==== Text segment ====

The association of locations with gharanas serve two purposes. Primarily, gharanas' locations were understood to indicate the place of origin of heredity performing musicians. For example, Kirana being the birthplace of Bande Ali Khan and, by extension, his gharana. Secondarily, gharanas' locations were understood to indicate the location of the performing musician's patron. For example, Rampur being the court in which Inayat Hussain Khan served and made a name for himself.

===History===
The gharana system was rooted in the guru–shishya tradition. Most of the surviving gharanas were initially based in Delhi until the divestment from the arts by Aurangzeb during the second half of the 17th Century. Performing musicians and their families immigrated from Delhi to other nearby courts seeking patronage. As a result, these musicians came to be associated with princely states such as Gwalior, Lucknow, Hyderabad, Patiala, and Rampur.

==== Material for this task ====

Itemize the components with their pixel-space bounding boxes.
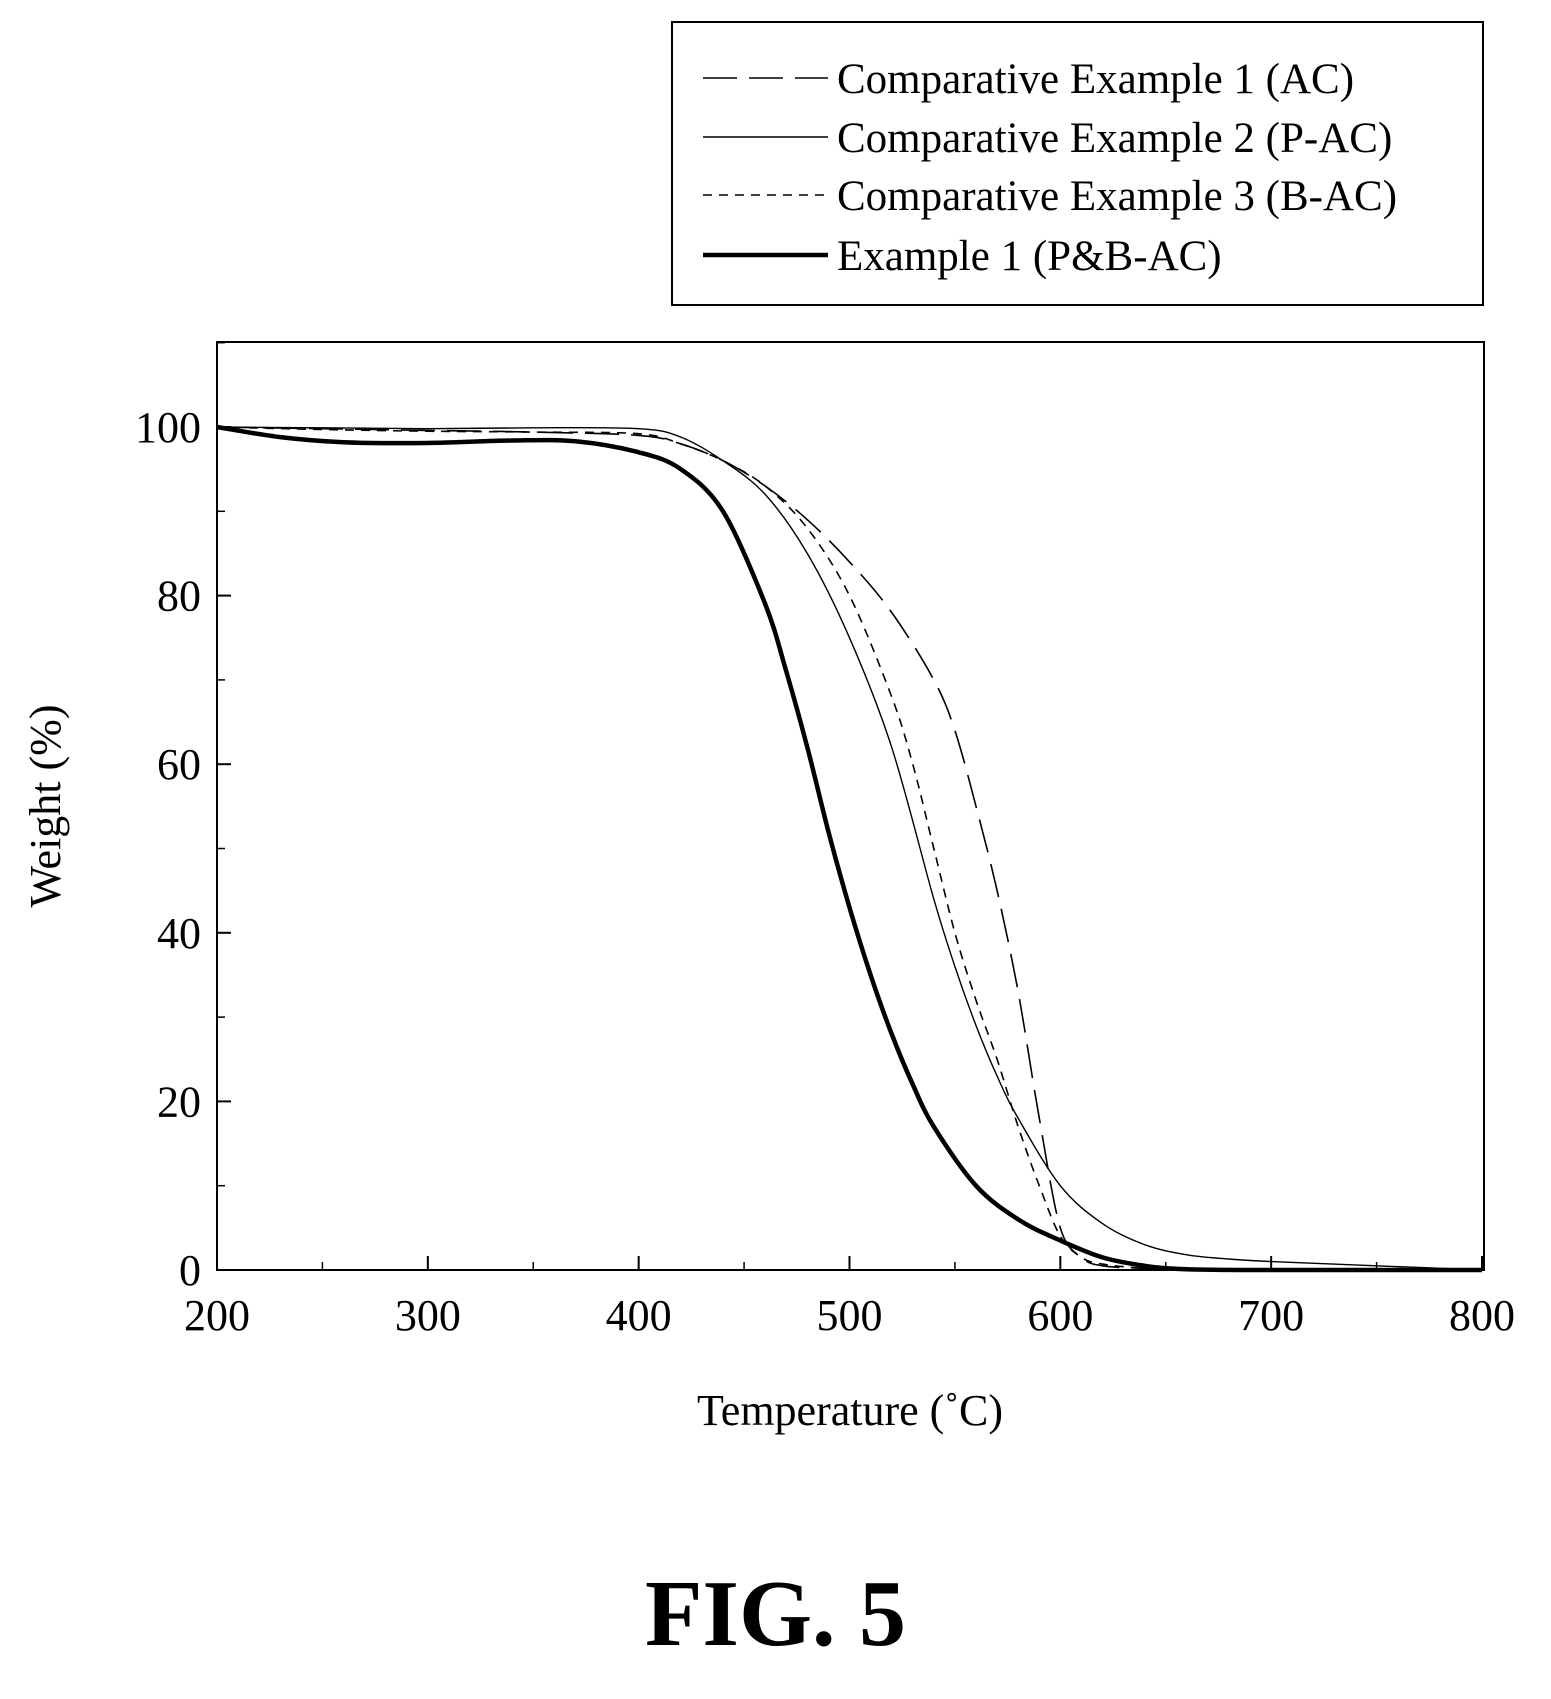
legend-label-2: Comparative Example 2 (P-AC) — [837, 115, 1392, 162]
legend-label-1: Comparative Example 1 (AC) — [837, 56, 1354, 103]
legend: Comparative Example 1 (AC) Comparative Ex… — [671, 21, 1484, 306]
x-tick-label: 300 — [395, 1291, 461, 1340]
x-axis-label: Temperature (˚C) — [697, 1386, 1003, 1435]
y-tick-label: 0 — [179, 1246, 201, 1295]
y-axis-label: Weight (%) — [21, 705, 70, 908]
x-tick-label: 800 — [1449, 1291, 1515, 1340]
legend-label-4: Example 1 (P&B-AC) — [837, 233, 1222, 280]
x-tick-label: 400 — [606, 1291, 672, 1340]
axis-ticks: 200 300 400 500 600 700 800 0 20 40 60 80 100 — [135, 341, 1515, 1340]
legend-label-3: Comparative Example 3 (B-AC) — [837, 173, 1397, 220]
x-tick-label: 600 — [1027, 1291, 1093, 1340]
x-tick-label: 500 — [817, 1291, 883, 1340]
series-line-3 — [216, 426, 1483, 1271]
y-tick-label: 80 — [157, 572, 201, 621]
series-line-4 — [216, 424, 1483, 1273]
figure-label: FIG. 5 — [644, 1562, 907, 1666]
legend-box — [671, 21, 1484, 306]
plot-frame — [216, 341, 1485, 1271]
plot-area: 200 300 400 500 600 700 800 0 20 40 60 80 100 — [135, 341, 1515, 1340]
series-line-1 — [216, 426, 1483, 1271]
y-tick-label: 60 — [157, 740, 201, 789]
series-lines — [216, 424, 1483, 1273]
x-tick-label: 200 — [184, 1291, 250, 1340]
y-tick-label: 40 — [157, 909, 201, 958]
series-line-2 — [216, 426, 1483, 1271]
y-tick-label: 100 — [135, 403, 201, 452]
x-tick-label: 700 — [1238, 1291, 1304, 1340]
y-tick-label: 20 — [157, 1077, 201, 1126]
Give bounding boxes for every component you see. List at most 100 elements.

====

[Task requirements]
A - Say whether each statement agrees with the passage on gharanas, answering yes or no and quoting the words of the passage that decide it: (i) Kirana is given as the birthplace of Bande Ali Khan. (ii) Most of the surviving gharanas were first based in Lucknow. (iii) Inayat Hussain Khan served at the court in Rampur.
B - Rewrite the whole listing, swapping "x-tick-label" for "x-axis-tick" and leaving everything else as it is. Leave out the picture.
The listing is unrelated to the passage on gharanas.

[Results]
A -
(i) Yes: "Kirana being the birthplace of Bande Ali Khan"
(ii) No: "Most of the surviving gharanas were initially based in Delhi"
(iii) Yes: "Rampur being the court in which Inayat Hussain Khan served"

B -
Itemize the components with their pixel-space bounding boxes.
legend-label-2: Comparative Example 2 (P-AC) — [837, 115, 1392, 162]
legend-label-1: Comparative Example 1 (AC) — [837, 56, 1354, 103]
legend: Comparative Example 1 (AC) Comparative Ex… — [671, 21, 1484, 306]
x-axis-tick: 300 — [395, 1291, 461, 1340]
x-axis-label: Temperature (˚C) — [697, 1386, 1003, 1435]
y-tick-label: 0 — [179, 1246, 201, 1295]
y-axis-label: Weight (%) — [21, 705, 70, 908]
x-axis-tick: 800 — [1449, 1291, 1515, 1340]
legend-label-4: Example 1 (P&B-AC) — [837, 233, 1222, 280]
x-axis-tick: 400 — [606, 1291, 672, 1340]
axis-ticks: 200 300 400 500 600 700 800 0 20 40 60 80 100 — [135, 341, 1515, 1340]
legend-label-3: Comparative Example 3 (B-AC) — [837, 173, 1397, 220]
x-axis-tick: 600 — [1027, 1291, 1093, 1340]
x-axis-tick: 500 — [817, 1291, 883, 1340]
series-line-3 — [216, 426, 1483, 1271]
y-tick-label: 80 — [157, 572, 201, 621]
series-line-4 — [216, 424, 1483, 1273]
figure-label: FIG. 5 — [644, 1562, 907, 1666]
legend-box — [671, 21, 1484, 306]
plot-frame — [216, 341, 1485, 1271]
plot-area: 200 300 400 500 600 700 800 0 20 40 60 80 100 — [135, 341, 1515, 1340]
series-line-1 — [216, 426, 1483, 1271]
y-tick-label: 60 — [157, 740, 201, 789]
series-lines — [216, 424, 1483, 1273]
x-axis-tick: 200 — [184, 1291, 250, 1340]
y-tick-label: 40 — [157, 909, 201, 958]
series-line-2 — [216, 426, 1483, 1271]
y-tick-label: 100 — [135, 403, 201, 452]
x-axis-tick: 700 — [1238, 1291, 1304, 1340]
y-tick-label: 20 — [157, 1077, 201, 1126]
Give bounding boxes for every component you see. List at most 100 elements.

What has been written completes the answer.